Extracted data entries
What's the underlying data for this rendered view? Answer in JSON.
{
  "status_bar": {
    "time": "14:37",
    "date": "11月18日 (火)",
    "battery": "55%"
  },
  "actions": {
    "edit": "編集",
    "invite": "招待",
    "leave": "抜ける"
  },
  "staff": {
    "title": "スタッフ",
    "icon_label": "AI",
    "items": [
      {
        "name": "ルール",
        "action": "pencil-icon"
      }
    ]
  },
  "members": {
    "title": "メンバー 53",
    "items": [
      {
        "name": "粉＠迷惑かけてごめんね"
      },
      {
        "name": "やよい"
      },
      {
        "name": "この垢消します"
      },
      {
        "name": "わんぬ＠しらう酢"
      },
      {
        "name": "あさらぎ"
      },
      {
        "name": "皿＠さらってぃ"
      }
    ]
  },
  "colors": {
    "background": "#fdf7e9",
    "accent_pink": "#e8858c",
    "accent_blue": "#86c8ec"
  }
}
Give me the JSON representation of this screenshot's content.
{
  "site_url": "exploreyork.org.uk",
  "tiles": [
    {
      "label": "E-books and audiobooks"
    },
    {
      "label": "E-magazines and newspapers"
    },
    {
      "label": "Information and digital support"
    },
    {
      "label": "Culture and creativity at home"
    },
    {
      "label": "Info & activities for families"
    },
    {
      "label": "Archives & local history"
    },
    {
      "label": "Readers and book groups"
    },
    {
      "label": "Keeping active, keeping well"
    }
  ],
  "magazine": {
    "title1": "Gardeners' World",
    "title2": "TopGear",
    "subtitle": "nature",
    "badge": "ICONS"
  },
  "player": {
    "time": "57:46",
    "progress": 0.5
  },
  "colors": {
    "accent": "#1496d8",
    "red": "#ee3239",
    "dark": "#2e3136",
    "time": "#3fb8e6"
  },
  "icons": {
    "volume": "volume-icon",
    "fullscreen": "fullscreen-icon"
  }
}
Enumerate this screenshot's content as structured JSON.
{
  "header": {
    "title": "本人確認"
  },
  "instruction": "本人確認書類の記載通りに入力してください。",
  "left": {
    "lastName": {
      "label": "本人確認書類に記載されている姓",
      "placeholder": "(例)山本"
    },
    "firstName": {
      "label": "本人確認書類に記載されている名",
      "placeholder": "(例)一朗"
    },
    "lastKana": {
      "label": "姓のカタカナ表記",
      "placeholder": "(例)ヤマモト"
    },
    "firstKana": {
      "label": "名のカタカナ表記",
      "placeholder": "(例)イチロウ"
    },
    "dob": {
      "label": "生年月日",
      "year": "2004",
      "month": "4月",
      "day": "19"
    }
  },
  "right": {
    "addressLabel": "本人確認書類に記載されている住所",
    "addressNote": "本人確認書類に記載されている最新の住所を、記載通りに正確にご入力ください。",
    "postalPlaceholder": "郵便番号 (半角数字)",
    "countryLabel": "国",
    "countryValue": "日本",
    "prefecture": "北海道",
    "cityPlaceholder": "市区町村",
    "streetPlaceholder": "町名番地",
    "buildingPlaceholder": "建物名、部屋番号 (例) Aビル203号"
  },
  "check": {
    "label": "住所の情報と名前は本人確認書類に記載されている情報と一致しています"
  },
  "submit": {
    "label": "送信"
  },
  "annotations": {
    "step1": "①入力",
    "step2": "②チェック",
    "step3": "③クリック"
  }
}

Short task
Count the lines above that contain the word "this", and reply with only that number.

Reply
3